====== Exercise data

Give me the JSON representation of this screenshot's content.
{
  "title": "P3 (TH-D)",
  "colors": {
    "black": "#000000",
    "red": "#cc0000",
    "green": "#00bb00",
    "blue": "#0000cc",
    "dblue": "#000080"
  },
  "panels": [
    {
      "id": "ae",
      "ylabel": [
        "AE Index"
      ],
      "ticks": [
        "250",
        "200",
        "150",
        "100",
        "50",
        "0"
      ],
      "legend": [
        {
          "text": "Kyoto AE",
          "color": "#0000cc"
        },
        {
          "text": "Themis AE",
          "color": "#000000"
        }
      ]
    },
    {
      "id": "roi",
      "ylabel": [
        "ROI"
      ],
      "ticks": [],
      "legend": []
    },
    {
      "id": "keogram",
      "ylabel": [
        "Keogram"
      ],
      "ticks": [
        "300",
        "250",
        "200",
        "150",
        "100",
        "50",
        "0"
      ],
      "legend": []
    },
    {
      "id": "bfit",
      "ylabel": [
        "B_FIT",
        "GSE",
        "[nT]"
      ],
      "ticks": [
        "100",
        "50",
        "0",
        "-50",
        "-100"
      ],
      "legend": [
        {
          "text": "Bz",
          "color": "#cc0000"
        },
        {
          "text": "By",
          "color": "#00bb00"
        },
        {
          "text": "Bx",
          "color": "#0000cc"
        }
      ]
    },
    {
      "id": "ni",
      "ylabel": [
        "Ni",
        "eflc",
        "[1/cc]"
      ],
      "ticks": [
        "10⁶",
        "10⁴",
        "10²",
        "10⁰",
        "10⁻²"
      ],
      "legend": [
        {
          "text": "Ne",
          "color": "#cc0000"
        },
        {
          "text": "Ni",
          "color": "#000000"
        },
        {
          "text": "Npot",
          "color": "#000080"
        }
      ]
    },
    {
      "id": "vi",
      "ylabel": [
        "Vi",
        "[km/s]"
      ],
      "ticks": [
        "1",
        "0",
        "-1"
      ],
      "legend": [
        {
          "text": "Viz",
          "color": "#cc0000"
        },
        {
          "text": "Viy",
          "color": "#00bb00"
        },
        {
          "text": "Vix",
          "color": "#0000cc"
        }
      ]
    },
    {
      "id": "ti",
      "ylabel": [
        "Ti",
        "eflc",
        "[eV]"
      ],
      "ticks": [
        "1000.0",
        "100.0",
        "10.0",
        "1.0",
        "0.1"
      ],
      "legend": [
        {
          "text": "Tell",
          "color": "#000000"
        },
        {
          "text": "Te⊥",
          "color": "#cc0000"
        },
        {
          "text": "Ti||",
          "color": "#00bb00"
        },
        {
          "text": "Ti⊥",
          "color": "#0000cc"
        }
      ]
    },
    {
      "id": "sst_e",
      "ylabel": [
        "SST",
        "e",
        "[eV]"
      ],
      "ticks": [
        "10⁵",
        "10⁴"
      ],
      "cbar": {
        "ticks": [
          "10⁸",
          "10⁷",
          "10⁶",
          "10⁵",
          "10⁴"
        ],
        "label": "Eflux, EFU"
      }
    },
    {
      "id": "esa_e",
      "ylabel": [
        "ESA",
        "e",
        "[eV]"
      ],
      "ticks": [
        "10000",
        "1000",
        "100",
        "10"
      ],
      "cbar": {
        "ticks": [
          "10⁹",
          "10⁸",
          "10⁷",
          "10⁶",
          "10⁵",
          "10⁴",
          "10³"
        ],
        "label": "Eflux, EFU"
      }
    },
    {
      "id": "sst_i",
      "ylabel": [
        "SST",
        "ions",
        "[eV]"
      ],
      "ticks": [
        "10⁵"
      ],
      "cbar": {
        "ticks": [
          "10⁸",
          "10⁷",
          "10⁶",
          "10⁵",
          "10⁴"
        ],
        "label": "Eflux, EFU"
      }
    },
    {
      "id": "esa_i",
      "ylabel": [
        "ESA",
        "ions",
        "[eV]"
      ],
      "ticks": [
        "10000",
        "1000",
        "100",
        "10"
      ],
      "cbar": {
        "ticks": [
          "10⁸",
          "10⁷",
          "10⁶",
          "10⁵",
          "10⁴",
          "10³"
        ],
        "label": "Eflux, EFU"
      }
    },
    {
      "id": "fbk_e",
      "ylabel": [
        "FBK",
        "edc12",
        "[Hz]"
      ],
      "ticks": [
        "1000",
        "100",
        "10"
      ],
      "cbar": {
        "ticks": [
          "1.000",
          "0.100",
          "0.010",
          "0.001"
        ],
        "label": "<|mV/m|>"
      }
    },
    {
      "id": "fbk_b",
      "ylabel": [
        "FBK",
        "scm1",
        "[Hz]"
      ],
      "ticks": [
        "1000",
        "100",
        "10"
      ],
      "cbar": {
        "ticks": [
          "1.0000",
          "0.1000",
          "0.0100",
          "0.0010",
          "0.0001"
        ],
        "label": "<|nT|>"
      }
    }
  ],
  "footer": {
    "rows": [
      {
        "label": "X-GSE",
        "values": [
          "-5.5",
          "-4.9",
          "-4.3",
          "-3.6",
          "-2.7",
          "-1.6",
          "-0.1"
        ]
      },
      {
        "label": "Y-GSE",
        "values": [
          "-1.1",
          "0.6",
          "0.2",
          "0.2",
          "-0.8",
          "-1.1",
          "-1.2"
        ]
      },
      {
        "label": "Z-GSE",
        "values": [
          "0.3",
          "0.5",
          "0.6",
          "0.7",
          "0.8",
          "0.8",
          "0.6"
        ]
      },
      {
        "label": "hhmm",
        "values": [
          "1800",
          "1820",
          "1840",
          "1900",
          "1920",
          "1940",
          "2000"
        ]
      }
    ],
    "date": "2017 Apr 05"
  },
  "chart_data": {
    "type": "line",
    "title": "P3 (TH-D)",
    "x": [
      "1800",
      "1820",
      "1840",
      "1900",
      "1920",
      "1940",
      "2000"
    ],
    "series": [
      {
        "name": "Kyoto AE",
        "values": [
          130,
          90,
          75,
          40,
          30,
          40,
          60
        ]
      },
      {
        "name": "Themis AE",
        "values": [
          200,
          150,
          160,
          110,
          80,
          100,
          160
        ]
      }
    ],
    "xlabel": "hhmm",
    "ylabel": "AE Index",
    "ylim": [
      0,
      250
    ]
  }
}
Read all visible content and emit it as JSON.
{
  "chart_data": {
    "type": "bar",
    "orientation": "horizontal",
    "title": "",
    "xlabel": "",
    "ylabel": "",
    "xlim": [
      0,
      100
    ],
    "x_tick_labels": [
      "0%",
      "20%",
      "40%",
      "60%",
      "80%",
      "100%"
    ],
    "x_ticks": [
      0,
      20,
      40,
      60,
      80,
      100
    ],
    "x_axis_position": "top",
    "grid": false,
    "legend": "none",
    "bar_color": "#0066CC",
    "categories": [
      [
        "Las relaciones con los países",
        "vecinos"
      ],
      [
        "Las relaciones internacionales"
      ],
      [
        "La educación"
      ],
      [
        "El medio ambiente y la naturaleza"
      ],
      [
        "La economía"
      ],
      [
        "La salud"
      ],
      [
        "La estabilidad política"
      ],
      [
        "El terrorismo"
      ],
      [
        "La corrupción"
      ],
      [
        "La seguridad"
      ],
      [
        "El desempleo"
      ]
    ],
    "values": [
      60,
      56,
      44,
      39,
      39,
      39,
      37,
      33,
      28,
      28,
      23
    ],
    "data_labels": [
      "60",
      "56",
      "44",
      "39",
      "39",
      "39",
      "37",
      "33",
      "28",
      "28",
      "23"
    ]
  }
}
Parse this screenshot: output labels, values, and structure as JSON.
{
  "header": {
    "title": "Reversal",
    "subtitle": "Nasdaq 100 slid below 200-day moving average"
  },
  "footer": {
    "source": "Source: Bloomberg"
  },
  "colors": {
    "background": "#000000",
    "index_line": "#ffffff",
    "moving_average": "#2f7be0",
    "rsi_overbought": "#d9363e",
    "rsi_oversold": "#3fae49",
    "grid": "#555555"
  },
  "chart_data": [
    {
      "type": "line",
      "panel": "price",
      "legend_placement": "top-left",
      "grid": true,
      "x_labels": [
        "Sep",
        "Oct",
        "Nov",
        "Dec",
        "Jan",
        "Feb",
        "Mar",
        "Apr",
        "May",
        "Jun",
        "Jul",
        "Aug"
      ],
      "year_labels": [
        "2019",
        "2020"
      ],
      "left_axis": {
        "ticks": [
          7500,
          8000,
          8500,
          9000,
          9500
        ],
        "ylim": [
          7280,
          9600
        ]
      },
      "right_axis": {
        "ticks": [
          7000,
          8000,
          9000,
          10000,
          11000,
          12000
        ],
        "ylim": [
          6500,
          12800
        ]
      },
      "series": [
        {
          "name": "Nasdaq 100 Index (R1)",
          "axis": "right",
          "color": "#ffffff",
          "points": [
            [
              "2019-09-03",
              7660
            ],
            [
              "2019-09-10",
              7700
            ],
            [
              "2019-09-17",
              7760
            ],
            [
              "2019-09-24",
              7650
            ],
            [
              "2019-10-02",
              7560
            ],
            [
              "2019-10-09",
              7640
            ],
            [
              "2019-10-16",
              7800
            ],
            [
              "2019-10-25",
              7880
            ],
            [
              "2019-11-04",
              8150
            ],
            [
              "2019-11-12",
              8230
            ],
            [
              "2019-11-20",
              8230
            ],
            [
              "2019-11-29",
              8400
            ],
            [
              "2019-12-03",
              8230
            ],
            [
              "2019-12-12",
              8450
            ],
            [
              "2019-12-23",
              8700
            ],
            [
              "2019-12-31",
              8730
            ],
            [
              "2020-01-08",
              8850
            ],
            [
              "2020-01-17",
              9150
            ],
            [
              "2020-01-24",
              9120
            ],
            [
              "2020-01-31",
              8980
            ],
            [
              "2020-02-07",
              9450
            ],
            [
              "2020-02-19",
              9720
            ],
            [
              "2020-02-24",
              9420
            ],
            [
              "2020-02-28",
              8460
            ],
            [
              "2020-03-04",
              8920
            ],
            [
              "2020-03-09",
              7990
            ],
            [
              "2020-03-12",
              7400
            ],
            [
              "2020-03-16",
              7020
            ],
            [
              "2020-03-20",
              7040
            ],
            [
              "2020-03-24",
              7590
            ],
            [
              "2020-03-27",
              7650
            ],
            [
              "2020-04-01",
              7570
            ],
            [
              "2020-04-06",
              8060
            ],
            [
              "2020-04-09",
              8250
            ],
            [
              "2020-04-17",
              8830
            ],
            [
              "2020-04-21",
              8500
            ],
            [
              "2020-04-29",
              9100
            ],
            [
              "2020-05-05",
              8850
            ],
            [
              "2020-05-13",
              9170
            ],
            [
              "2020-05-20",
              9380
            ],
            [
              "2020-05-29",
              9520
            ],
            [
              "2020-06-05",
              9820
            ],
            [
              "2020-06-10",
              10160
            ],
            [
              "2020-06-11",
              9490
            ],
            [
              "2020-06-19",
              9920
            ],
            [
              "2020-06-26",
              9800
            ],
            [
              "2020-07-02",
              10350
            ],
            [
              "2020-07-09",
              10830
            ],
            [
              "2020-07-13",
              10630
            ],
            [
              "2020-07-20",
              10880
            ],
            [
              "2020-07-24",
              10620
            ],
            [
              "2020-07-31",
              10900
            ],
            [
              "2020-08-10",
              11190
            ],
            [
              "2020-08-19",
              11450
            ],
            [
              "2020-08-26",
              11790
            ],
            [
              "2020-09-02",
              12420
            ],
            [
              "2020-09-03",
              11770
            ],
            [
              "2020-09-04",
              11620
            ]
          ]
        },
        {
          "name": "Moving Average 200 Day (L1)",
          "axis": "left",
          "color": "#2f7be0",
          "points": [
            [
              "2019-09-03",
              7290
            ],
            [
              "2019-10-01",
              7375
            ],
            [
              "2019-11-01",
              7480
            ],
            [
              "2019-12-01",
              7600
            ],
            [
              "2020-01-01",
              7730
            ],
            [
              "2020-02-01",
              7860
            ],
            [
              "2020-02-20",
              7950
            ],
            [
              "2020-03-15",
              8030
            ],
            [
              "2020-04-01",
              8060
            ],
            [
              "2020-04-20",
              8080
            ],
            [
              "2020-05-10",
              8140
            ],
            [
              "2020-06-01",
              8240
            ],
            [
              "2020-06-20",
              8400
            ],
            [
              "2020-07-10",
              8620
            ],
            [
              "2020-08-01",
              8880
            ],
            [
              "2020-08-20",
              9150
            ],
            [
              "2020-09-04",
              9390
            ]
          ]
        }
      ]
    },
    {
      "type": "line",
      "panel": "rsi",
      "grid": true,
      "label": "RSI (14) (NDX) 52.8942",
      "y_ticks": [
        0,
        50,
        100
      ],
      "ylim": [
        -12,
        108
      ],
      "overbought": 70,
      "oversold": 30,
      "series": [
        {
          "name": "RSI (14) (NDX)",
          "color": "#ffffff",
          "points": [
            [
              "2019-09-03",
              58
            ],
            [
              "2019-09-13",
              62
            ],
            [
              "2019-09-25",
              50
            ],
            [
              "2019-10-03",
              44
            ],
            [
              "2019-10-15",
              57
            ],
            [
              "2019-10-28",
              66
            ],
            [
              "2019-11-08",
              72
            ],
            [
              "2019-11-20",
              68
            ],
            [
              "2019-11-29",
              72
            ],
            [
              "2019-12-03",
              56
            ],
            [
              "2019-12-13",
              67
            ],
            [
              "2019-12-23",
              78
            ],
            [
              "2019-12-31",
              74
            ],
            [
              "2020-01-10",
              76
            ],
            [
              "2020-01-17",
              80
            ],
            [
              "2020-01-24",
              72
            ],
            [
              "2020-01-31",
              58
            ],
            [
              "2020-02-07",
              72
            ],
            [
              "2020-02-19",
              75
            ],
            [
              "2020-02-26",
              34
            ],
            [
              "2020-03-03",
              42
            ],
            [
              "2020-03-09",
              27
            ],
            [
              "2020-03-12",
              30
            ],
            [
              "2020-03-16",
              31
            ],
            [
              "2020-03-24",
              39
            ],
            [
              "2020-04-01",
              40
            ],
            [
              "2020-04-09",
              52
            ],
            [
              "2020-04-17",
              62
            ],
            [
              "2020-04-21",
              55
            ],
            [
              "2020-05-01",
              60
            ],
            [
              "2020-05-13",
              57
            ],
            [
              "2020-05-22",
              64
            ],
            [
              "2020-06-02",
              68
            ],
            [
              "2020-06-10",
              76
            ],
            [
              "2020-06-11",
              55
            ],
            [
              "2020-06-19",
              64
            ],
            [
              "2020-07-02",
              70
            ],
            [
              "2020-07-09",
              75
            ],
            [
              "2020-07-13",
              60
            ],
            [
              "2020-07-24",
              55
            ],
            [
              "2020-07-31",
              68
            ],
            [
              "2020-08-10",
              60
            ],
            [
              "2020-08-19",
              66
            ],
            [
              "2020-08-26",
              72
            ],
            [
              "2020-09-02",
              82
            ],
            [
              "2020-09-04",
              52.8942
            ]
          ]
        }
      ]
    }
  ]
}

============

§ **Job**
Search the preceding listing for the word "grid" and pull out every line that holds it.

§ **Answer for this exercise**
    "grid": false,
    "grid": "#555555"
      "grid": true,
      "grid": true,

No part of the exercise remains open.